(Figure record extracts)
•••••

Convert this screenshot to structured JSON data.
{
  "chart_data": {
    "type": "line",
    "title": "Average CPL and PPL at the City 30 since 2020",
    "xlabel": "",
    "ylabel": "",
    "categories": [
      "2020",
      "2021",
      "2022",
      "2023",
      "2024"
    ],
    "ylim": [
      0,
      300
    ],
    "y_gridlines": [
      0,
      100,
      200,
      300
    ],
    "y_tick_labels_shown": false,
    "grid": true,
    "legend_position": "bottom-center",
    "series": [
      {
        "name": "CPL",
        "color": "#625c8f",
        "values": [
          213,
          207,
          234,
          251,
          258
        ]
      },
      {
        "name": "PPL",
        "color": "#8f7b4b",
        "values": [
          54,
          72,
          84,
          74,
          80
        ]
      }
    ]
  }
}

•••••

## Exercise objective:
Every entry must be retyped in full, exactly as given.

## Complete response:
Convert this screenshot to structured JSON data.
{
  "chart_data": {
    "type": "line",
    "title": "Average CPL and PPL at the City 30 since 2020",
    "xlabel": "",
    "ylabel": "",
    "categories": [
      "2020",
      "2021",
      "2022",
      "2023",
      "2024"
    ],
    "ylim": [
      0,
      300
    ],
    "y_gridlines": [
      0,
      100,
      200,
      300
    ],
    "y_tick_labels_shown": false,
    "grid": true,
    "legend_position": "bottom-center",
    "series": [
      {
        "name": "CPL",
        "color": "#625c8f",
        "values": [
          213,
          207,
          234,
          251,
          258
        ]
      },
      {
        "name": "PPL",
        "color": "#8f7b4b",
        "values": [
          54,
          72,
          84,
          74,
          80
        ]
      }
    ]
  }
}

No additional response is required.